- Task to carry out: Would you pull out every line of the material that contains the string "accounts"?

- Exercise input:

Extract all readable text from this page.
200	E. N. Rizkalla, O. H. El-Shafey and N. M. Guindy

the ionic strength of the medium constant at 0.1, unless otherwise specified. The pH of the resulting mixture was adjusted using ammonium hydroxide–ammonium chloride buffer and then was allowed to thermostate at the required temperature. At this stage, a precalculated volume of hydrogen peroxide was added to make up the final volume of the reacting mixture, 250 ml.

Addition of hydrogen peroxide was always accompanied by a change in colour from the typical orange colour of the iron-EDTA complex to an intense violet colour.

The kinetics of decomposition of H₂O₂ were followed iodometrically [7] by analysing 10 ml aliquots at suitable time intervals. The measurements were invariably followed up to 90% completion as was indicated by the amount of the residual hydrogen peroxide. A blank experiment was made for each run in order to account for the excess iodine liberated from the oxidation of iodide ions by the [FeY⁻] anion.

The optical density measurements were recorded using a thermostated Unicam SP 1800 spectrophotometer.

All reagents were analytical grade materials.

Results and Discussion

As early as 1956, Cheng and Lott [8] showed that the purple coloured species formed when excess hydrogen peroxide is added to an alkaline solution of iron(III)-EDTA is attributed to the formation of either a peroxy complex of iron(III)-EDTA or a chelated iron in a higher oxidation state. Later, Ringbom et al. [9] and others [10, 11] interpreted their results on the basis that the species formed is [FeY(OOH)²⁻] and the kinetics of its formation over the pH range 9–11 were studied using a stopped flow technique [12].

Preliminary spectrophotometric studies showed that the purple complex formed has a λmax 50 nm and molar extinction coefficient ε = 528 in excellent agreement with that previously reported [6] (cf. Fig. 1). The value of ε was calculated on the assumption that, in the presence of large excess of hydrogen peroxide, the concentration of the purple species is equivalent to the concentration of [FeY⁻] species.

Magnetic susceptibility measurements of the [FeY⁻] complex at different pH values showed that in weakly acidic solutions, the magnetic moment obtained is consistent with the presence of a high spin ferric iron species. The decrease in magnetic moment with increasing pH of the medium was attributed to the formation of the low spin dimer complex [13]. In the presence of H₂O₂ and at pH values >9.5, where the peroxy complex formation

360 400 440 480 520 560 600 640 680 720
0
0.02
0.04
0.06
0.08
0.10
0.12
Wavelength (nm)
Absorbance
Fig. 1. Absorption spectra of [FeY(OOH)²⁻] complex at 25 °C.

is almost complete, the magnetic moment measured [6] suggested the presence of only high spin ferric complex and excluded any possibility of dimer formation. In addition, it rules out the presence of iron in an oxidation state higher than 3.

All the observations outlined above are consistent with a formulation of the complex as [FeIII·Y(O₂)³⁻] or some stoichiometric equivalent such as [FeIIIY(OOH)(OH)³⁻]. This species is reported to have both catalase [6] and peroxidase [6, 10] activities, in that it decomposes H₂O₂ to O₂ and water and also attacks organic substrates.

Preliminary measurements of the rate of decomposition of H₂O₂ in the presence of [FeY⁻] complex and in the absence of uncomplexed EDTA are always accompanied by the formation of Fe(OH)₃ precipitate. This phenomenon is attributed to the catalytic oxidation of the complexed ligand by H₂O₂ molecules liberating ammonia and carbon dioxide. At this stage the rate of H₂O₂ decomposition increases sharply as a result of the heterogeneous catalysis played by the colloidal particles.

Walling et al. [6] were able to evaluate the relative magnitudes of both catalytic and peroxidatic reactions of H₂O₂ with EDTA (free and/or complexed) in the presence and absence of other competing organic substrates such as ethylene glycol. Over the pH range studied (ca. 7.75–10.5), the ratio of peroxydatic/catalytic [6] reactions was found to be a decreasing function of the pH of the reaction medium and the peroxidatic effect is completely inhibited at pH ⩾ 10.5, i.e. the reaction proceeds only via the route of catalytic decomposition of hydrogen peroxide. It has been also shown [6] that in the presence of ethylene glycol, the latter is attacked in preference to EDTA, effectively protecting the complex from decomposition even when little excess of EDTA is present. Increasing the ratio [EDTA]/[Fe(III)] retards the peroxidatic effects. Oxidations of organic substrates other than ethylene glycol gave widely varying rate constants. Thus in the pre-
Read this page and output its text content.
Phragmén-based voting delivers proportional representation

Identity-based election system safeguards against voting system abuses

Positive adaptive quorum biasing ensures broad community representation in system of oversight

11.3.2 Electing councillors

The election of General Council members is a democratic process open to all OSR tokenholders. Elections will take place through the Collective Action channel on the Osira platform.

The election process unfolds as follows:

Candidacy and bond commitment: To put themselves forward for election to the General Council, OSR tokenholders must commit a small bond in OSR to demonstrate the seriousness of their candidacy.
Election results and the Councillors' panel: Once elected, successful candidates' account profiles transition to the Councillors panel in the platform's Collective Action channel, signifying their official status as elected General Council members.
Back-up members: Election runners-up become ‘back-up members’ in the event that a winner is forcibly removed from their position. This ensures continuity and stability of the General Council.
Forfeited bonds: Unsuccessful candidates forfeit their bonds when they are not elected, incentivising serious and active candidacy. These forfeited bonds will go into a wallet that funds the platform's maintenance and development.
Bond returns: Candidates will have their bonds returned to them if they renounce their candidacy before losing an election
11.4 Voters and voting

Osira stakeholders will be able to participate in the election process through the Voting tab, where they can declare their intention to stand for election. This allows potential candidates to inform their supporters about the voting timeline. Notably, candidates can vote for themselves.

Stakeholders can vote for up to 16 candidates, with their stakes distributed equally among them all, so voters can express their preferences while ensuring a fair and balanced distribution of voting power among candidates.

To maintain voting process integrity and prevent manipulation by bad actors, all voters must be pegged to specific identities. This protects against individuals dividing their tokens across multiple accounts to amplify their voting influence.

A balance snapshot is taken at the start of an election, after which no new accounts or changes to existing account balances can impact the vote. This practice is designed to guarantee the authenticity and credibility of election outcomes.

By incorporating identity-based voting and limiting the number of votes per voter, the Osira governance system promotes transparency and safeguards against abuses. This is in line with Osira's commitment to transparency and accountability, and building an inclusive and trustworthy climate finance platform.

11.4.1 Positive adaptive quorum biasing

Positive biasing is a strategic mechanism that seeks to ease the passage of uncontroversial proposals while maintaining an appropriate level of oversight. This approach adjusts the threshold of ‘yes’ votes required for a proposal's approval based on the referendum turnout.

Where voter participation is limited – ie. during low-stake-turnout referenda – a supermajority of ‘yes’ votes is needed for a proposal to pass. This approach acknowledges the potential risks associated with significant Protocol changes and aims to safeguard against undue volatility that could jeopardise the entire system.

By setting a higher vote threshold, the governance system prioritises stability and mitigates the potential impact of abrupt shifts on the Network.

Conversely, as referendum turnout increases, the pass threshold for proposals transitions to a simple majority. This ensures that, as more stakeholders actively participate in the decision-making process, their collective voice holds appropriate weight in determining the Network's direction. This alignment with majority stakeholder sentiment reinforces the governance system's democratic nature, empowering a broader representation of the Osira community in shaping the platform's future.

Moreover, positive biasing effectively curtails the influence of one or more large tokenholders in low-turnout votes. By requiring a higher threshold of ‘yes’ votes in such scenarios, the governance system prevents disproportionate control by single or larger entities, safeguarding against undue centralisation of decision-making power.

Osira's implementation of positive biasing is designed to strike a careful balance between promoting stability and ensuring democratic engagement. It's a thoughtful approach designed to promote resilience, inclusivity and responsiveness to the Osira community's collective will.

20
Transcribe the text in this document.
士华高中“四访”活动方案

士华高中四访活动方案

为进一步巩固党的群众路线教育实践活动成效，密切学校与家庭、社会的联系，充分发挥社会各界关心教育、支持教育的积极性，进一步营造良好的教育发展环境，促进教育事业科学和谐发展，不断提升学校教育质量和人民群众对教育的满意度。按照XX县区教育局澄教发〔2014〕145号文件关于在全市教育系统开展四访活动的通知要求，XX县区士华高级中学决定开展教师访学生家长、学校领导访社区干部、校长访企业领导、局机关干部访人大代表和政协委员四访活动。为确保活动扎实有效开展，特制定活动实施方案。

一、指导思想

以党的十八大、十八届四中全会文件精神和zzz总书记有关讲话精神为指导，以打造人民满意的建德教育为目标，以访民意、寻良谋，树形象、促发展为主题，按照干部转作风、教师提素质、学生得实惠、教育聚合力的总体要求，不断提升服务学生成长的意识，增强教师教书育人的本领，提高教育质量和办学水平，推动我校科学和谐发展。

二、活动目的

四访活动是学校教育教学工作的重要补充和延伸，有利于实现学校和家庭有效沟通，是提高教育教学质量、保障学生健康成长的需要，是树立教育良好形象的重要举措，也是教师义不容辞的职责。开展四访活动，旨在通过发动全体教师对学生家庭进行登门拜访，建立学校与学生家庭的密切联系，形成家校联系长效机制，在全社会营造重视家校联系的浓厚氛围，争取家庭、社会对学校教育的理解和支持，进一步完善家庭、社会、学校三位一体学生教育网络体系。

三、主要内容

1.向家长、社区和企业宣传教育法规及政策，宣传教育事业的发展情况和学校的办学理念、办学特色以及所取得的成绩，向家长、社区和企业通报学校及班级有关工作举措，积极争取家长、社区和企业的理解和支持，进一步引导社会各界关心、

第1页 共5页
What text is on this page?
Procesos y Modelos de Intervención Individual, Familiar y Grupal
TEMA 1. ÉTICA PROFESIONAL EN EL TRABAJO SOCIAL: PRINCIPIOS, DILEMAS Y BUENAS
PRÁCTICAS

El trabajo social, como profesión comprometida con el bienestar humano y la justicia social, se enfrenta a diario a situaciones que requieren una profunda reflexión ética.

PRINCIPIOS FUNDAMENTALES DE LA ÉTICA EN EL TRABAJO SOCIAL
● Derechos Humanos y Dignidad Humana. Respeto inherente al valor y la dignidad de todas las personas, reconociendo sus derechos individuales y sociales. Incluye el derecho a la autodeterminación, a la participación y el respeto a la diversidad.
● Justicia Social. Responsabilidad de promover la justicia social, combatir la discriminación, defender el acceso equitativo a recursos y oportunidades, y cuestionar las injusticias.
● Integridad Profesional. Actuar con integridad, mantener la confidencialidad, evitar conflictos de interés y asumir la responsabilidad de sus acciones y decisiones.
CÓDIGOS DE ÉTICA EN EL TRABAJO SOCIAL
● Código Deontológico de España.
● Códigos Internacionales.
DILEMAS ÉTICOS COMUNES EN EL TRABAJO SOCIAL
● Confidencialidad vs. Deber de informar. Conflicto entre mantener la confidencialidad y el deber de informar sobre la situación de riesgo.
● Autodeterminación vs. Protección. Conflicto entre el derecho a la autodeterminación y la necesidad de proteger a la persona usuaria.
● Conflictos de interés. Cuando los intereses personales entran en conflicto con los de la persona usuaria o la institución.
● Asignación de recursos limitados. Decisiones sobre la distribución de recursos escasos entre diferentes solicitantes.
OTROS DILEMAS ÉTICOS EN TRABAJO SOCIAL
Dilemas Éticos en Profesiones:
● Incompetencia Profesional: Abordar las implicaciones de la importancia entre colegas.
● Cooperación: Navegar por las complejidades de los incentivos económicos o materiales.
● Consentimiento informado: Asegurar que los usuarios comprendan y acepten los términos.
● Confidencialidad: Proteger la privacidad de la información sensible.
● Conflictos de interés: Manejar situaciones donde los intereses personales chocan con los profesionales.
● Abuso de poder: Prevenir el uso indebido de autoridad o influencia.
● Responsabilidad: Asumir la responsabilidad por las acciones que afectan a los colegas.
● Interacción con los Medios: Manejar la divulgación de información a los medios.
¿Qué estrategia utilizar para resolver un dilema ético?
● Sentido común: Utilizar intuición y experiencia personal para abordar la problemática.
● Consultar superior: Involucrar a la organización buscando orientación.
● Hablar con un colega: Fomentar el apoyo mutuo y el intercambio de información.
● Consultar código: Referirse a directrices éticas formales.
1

- Expected answer:
To maintain voting process integrity and prevent manipulation by bad actors, all voters must be pegged to specific identities. This protects against individuals dividing their tokens across multiple accounts to amplify their voting influence.
A balance snapshot is taken at the start of an election, after which no new accounts or changes to existing account balances can impact the vote. This practice is designed to guarantee the authenticity and credibility of election outcomes.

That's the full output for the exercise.